▶ [Objective]
Only a number is wanted: how many lines of the entries include the string "this"?

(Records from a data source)
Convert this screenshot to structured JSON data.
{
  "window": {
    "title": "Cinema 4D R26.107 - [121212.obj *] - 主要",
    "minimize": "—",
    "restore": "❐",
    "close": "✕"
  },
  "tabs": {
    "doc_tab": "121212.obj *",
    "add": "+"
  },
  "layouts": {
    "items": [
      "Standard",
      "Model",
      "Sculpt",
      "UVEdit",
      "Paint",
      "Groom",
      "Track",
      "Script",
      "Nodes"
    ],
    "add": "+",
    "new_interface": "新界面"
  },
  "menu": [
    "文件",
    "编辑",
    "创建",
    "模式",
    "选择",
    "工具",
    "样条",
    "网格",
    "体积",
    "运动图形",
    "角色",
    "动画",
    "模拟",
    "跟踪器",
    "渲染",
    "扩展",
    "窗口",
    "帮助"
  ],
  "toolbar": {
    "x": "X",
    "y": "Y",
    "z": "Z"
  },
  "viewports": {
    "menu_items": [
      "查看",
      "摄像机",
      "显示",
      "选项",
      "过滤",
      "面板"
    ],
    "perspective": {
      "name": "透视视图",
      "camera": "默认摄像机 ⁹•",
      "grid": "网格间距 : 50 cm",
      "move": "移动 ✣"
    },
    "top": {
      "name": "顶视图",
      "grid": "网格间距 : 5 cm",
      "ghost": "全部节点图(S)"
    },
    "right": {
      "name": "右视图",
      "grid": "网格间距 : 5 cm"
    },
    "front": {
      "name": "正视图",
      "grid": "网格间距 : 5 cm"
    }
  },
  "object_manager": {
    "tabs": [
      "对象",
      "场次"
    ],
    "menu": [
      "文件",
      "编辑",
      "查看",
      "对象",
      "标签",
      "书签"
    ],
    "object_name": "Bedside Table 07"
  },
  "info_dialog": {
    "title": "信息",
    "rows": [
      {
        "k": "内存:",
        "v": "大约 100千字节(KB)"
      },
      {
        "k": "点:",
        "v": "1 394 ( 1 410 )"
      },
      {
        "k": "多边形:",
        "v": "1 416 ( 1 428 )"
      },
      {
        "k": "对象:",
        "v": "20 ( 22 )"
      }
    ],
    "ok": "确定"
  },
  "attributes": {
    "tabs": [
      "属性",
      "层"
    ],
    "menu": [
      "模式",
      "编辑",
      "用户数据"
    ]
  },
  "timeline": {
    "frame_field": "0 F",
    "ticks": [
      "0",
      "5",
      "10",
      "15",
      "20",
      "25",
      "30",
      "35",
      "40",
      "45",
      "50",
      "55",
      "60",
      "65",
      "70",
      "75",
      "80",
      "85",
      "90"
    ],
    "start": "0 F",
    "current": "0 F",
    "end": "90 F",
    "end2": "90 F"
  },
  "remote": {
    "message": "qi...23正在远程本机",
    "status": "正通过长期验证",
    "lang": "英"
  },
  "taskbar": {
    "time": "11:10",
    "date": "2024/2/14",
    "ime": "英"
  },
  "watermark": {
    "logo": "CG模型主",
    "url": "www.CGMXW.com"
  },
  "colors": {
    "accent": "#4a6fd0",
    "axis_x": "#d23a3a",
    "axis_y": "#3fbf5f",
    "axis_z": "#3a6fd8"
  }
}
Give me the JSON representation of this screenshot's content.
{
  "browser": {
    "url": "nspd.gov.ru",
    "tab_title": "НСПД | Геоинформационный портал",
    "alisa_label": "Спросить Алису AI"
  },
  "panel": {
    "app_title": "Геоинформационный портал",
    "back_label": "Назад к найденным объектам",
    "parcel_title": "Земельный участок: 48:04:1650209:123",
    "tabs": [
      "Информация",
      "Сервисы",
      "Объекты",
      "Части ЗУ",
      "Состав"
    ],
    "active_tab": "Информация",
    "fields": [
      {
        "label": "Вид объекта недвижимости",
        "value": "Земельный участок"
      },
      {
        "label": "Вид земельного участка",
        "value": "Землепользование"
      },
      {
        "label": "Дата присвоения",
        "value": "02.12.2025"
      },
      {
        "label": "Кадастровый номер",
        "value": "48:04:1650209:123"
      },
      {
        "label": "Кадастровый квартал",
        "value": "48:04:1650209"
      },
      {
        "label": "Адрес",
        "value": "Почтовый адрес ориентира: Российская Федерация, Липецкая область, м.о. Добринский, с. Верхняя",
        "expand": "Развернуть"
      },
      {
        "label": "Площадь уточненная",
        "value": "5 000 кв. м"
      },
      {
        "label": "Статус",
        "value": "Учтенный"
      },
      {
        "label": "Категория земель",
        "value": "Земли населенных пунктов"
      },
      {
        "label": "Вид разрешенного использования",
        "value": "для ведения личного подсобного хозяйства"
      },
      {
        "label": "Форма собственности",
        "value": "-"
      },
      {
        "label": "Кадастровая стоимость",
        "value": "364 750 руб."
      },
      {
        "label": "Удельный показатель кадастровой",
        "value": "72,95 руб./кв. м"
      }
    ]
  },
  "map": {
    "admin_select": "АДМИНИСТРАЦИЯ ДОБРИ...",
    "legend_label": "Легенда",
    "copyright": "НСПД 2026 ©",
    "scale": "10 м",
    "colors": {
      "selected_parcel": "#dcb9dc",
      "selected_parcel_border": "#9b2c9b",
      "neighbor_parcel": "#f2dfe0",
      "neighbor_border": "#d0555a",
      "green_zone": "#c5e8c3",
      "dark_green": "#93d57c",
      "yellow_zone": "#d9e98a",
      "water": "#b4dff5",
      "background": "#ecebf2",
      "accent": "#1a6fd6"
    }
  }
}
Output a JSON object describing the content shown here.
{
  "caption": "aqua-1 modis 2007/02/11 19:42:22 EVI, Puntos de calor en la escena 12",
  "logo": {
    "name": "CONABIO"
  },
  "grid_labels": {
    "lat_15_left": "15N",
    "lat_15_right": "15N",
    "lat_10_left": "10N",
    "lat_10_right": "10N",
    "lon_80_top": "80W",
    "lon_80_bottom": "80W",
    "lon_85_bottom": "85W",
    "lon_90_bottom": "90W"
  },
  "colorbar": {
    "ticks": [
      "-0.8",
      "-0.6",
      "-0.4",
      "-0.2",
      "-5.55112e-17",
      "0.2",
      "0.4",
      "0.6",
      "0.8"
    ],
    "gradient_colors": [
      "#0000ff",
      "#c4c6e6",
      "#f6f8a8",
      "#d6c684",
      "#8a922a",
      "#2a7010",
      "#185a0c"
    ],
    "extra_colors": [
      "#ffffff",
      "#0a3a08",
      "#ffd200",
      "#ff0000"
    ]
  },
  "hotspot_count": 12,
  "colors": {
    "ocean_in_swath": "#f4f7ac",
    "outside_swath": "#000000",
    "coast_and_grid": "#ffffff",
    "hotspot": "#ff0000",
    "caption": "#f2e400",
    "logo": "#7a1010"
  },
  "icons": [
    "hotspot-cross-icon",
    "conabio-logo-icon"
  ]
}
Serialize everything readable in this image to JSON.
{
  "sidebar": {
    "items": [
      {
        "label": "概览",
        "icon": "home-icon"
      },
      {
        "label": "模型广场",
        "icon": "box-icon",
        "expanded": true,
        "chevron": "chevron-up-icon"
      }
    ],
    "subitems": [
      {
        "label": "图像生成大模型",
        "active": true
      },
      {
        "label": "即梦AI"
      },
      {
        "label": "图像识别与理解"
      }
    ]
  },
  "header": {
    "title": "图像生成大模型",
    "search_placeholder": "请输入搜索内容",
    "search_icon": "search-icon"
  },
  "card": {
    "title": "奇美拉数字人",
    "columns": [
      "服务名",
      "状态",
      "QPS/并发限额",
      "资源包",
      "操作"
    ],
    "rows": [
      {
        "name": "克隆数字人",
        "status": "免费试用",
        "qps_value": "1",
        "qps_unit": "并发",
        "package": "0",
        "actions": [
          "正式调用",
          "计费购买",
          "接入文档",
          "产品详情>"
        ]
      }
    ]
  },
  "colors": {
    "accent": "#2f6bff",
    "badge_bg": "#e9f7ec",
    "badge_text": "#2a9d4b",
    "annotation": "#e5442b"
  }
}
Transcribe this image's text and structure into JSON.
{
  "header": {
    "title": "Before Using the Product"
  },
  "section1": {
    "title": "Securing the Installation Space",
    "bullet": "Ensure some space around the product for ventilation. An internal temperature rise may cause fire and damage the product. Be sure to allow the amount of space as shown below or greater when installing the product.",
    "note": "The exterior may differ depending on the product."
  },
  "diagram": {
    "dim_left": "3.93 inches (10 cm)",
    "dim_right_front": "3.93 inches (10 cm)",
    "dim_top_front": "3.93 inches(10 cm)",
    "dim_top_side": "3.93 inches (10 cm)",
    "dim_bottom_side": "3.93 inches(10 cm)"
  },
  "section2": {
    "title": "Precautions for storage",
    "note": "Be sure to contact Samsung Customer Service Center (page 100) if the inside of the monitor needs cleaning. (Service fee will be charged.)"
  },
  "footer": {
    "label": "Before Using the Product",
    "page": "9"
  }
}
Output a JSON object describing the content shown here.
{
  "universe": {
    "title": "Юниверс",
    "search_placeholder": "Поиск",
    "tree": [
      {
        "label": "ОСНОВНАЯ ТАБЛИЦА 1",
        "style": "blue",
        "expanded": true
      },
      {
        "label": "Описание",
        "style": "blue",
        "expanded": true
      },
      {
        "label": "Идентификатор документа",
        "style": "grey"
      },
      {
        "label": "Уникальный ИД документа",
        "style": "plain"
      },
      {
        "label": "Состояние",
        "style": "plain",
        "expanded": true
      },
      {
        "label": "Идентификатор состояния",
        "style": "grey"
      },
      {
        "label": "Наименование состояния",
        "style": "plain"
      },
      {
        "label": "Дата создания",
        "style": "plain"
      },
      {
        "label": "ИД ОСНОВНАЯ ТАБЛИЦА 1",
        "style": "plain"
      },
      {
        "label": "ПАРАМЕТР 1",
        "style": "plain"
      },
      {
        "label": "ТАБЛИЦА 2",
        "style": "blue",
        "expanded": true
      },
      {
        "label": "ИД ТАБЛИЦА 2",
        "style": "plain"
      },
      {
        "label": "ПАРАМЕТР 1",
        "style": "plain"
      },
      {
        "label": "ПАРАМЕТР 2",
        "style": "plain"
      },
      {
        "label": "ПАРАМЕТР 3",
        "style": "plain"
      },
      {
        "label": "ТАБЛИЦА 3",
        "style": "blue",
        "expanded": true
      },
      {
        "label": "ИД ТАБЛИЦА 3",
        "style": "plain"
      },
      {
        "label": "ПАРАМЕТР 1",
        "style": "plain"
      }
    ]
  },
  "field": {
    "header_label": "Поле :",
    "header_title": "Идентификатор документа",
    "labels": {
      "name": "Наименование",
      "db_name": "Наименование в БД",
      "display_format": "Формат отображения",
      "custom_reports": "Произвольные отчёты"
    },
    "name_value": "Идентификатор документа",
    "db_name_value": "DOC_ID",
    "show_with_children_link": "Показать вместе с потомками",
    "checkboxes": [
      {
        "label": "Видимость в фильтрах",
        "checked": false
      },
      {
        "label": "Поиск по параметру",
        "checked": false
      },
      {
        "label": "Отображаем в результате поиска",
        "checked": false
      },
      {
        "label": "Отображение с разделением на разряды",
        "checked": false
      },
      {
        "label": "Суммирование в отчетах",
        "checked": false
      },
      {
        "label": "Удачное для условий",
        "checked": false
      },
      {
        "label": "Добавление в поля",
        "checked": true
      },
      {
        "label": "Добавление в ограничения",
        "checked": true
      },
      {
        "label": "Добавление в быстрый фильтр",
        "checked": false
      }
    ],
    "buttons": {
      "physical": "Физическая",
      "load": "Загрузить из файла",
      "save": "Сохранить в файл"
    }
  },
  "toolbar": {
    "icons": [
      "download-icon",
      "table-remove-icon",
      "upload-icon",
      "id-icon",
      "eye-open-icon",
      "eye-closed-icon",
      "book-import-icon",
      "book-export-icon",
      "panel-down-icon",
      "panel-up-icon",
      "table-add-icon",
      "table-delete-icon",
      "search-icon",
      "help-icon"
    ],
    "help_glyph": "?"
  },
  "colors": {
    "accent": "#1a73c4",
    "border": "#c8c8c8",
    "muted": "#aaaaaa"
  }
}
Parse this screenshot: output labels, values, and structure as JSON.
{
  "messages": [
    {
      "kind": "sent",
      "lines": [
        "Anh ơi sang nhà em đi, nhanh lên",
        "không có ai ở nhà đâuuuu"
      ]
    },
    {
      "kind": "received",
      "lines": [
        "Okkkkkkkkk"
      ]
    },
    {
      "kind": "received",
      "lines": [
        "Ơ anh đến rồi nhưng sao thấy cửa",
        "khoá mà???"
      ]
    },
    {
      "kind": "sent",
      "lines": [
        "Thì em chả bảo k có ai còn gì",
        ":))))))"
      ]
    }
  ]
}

▶ [Full output]
5